--- Problem requirements ---
The entire listing is to be repeated verbatim.

--- Stored rows ---
# # #
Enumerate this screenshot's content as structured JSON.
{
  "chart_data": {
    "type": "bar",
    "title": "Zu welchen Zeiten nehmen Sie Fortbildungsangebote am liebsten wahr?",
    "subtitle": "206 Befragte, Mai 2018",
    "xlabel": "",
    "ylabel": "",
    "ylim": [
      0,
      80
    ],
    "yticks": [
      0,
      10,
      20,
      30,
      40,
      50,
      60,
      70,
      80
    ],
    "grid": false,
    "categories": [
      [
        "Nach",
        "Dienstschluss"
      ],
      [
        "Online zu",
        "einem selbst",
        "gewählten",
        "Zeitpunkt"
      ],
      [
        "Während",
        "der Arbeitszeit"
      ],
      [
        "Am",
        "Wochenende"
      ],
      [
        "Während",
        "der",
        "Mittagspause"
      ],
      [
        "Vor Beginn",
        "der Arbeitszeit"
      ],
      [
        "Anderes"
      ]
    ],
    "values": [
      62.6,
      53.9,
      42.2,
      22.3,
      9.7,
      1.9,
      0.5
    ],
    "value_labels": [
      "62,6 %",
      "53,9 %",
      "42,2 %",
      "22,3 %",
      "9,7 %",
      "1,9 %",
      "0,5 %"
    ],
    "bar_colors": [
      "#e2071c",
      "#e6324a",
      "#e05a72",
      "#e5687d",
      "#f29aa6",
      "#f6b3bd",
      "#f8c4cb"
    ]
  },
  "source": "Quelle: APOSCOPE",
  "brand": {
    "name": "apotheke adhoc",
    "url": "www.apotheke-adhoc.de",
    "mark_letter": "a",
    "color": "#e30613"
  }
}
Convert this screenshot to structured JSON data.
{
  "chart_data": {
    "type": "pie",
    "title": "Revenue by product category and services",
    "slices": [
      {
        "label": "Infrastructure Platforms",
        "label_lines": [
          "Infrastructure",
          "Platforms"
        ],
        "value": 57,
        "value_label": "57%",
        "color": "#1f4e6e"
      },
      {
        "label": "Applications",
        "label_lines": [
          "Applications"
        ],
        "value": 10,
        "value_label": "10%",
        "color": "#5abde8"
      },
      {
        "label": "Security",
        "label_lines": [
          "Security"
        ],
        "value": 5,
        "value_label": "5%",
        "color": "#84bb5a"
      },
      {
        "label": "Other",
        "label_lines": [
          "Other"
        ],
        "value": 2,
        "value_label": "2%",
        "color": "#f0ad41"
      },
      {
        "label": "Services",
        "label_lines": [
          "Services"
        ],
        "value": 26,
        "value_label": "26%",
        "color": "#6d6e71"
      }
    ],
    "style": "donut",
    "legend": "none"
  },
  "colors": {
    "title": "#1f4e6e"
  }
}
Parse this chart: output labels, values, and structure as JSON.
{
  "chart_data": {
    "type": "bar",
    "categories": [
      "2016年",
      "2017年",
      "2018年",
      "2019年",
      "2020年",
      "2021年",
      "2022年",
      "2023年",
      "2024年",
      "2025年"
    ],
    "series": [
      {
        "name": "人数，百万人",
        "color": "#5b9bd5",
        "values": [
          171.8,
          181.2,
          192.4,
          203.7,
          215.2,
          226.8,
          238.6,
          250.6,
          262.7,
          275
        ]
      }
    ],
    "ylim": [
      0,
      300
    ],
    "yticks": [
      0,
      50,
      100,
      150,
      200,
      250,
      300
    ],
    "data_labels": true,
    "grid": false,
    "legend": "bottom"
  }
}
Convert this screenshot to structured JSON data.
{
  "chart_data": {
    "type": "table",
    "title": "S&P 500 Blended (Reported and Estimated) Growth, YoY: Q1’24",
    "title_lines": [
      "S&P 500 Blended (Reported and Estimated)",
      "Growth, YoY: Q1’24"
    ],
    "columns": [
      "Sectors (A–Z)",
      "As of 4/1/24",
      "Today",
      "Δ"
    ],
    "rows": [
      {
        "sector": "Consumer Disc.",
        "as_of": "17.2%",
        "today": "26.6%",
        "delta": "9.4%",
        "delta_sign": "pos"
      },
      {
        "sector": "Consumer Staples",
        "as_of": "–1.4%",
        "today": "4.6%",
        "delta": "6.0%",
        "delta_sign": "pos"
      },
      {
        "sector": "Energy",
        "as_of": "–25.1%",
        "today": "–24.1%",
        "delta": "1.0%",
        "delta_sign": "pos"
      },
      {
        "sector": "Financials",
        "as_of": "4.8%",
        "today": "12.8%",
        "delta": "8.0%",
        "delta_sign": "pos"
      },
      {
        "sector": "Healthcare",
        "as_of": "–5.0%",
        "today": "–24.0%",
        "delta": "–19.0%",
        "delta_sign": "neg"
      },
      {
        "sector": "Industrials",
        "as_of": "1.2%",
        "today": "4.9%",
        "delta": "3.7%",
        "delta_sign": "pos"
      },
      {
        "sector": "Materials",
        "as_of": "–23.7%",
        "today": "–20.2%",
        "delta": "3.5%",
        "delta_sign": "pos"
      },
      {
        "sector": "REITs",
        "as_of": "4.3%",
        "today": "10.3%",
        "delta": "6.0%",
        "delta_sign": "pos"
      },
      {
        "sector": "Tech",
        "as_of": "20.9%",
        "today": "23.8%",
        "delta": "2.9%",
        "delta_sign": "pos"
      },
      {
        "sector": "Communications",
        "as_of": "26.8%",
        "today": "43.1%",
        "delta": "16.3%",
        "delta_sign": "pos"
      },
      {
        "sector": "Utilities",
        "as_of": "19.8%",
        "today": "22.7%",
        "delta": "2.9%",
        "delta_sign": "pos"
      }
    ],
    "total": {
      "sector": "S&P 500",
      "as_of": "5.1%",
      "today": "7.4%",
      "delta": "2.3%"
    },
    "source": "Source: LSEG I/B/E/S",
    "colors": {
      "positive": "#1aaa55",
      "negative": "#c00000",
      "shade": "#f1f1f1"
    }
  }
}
# # #
--- Answer to the problem ---
Enumerate this screenshot's content as structured JSON.
{
  "chart_data": {
    "type": "bar",
    "title": "Zu welchen Zeiten nehmen Sie Fortbildungsangebote am liebsten wahr?",
    "subtitle": "206 Befragte, Mai 2018",
    "xlabel": "",
    "ylabel": "",
    "ylim": [
      0,
      80
    ],
    "yticks": [
      0,
      10,
      20,
      30,
      40,
      50,
      60,
      70,
      80
    ],
    "grid": false,
    "categories": [
      [
        "Nach",
        "Dienstschluss"
      ],
      [
        "Online zu",
        "einem selbst",
        "gewählten",
        "Zeitpunkt"
      ],
      [
        "Während",
        "der Arbeitszeit"
      ],
      [
        "Am",
        "Wochenende"
      ],
      [
        "Während",
        "der",
        "Mittagspause"
      ],
      [
        "Vor Beginn",
        "der Arbeitszeit"
      ],
      [
        "Anderes"
      ]
    ],
    "values": [
      62.6,
      53.9,
      42.2,
      22.3,
      9.7,
      1.9,
      0.5
    ],
    "value_labels": [
      "62,6 %",
      "53,9 %",
      "42,2 %",
      "22,3 %",
      "9,7 %",
      "1,9 %",
      "0,5 %"
    ],
    "bar_colors": [
      "#e2071c",
      "#e6324a",
      "#e05a72",
      "#e5687d",
      "#f29aa6",
      "#f6b3bd",
      "#f8c4cb"
    ]
  },
  "source": "Quelle: APOSCOPE",
  "brand": {
    "name": "apotheke adhoc",
    "url": "www.apotheke-adhoc.de",
    "mark_letter": "a",
    "color": "#e30613"
  }
}
Convert this screenshot to structured JSON data.
{
  "chart_data": {
    "type": "pie",
    "title": "Revenue by product category and services",
    "slices": [
      {
        "label": "Infrastructure Platforms",
        "label_lines": [
          "Infrastructure",
          "Platforms"
        ],
        "value": 57,
        "value_label": "57%",
        "color": "#1f4e6e"
      },
      {
        "label": "Applications",
        "label_lines": [
          "Applications"
        ],
        "value": 10,
        "value_label": "10%",
        "color": "#5abde8"
      },
      {
        "label": "Security",
        "label_lines": [
          "Security"
        ],
        "value": 5,
        "value_label": "5%",
        "color": "#84bb5a"
      },
      {
        "label": "Other",
        "label_lines": [
          "Other"
        ],
        "value": 2,
        "value_label": "2%",
        "color": "#f0ad41"
      },
      {
        "label": "Services",
        "label_lines": [
          "Services"
        ],
        "value": 26,
        "value_label": "26%",
        "color": "#6d6e71"
      }
    ],
    "style": "donut",
    "legend": "none"
  },
  "colors": {
    "title": "#1f4e6e"
  }
}
Parse this chart: output labels, values, and structure as JSON.
{
  "chart_data": {
    "type": "bar",
    "categories": [
      "2016年",
      "2017年",
      "2018年",
      "2019年",
      "2020年",
      "2021年",
      "2022年",
      "2023年",
      "2024年",
      "2025年"
    ],
    "series": [
      {
        "name": "人数，百万人",
        "color": "#5b9bd5",
        "values": [
          171.8,
          181.2,
          192.4,
          203.7,
          215.2,
          226.8,
          238.6,
          250.6,
          262.7,
          275
        ]
      }
    ],
    "ylim": [
      0,
      300
    ],
    "yticks": [
      0,
      50,
      100,
      150,
      200,
      250,
      300
    ],
    "data_labels": true,
    "grid": false,
    "legend": "bottom"
  }
}
Convert this screenshot to structured JSON data.
{
  "chart_data": {
    "type": "table",
    "title": "S&P 500 Blended (Reported and Estimated) Growth, YoY: Q1’24",
    "title_lines": [
      "S&P 500 Blended (Reported and Estimated)",
      "Growth, YoY: Q1’24"
    ],
    "columns": [
      "Sectors (A–Z)",
      "As of 4/1/24",
      "Today",
      "Δ"
    ],
    "rows": [
      {
        "sector": "Consumer Disc.",
        "as_of": "17.2%",
        "today": "26.6%",
        "delta": "9.4%",
        "delta_sign": "pos"
      },
      {
        "sector": "Consumer Staples",
        "as_of": "–1.4%",
        "today": "4.6%",
        "delta": "6.0%",
        "delta_sign": "pos"
      },
      {
        "sector": "Energy",
        "as_of": "–25.1%",
        "today": "–24.1%",
        "delta": "1.0%",
        "delta_sign": "pos"
      },
      {
        "sector": "Financials",
        "as_of": "4.8%",
        "today": "12.8%",
        "delta": "8.0%",
        "delta_sign": "pos"
      },
      {
        "sector": "Healthcare",
        "as_of": "–5.0%",
        "today": "–24.0%",
        "delta": "–19.0%",
        "delta_sign": "neg"
      },
      {
        "sector": "Industrials",
        "as_of": "1.2%",
        "today": "4.9%",
        "delta": "3.7%",
        "delta_sign": "pos"
      },
      {
        "sector": "Materials",
        "as_of": "–23.7%",
        "today": "–20.2%",
        "delta": "3.5%",
        "delta_sign": "pos"
      },
      {
        "sector": "REITs",
        "as_of": "4.3%",
        "today": "10.3%",
        "delta": "6.0%",
        "delta_sign": "pos"
      },
      {
        "sector": "Tech",
        "as_of": "20.9%",
        "today": "23.8%",
        "delta": "2.9%",
        "delta_sign": "pos"
      },
      {
        "sector": "Communications",
        "as_of": "26.8%",
        "today": "43.1%",
        "delta": "16.3%",
        "delta_sign": "pos"
      },
      {
        "sector": "Utilities",
        "as_of": "19.8%",
        "today": "22.7%",
        "delta": "2.9%",
        "delta_sign": "pos"
      }
    ],
    "total": {
      "sector": "S&P 500",
      "as_of": "5.1%",
      "today": "7.4%",
      "delta": "2.3%"
    },
    "source": "Source: LSEG I/B/E/S",
    "colors": {
      "positive": "#1aaa55",
      "negative": "#c00000",
      "shade": "#f1f1f1"
    }
  }
}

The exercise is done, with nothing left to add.